GOAL: Reproduce the rows verbatim, beginning at the line that contains "point xyxy=(494,253,508,266)" and stopping after the line that contains "point xyxy=(169,153,183,167)".

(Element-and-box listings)
--- begin ---
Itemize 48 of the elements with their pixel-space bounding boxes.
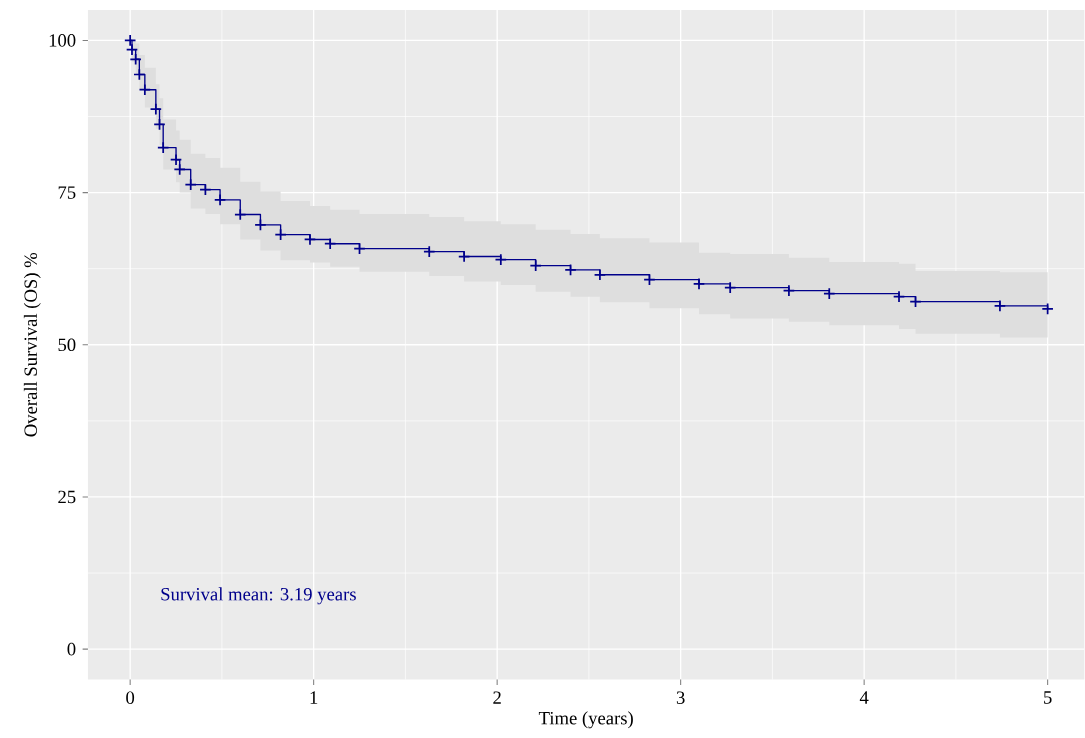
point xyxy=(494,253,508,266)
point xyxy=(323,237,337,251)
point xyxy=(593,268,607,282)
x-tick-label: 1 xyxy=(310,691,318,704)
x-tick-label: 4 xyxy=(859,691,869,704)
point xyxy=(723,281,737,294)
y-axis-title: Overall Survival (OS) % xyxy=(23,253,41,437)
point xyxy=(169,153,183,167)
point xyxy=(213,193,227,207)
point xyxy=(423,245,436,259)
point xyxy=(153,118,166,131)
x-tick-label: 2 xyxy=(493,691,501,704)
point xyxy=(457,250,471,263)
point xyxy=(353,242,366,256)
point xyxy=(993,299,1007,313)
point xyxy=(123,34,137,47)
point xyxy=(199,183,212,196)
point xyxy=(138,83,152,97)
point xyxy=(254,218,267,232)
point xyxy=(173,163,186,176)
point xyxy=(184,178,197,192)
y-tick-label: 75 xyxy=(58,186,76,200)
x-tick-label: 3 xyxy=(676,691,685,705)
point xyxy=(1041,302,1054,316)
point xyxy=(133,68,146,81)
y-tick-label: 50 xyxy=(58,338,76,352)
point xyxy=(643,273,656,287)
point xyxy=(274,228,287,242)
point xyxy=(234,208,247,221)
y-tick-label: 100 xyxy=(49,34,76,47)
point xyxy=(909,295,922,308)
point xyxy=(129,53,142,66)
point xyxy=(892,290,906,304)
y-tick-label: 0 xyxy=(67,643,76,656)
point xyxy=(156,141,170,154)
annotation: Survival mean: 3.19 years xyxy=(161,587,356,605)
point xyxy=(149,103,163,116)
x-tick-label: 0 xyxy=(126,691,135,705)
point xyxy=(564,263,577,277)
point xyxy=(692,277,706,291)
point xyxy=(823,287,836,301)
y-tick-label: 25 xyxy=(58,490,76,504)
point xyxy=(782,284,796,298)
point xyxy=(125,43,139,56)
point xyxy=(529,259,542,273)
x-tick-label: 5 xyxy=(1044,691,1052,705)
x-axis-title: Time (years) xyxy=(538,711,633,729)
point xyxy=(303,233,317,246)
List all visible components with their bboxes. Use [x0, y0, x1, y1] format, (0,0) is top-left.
--- end ---
WORKED ANSWER:
point xyxy=(494,253,508,266)
point xyxy=(323,237,337,251)
point xyxy=(593,268,607,282)
x-tick-label: 1 xyxy=(310,691,318,704)
x-tick-label: 4 xyxy=(859,691,869,704)
point xyxy=(723,281,737,294)
y-axis-title: Overall Survival (OS) % xyxy=(23,253,41,437)
point xyxy=(169,153,183,167)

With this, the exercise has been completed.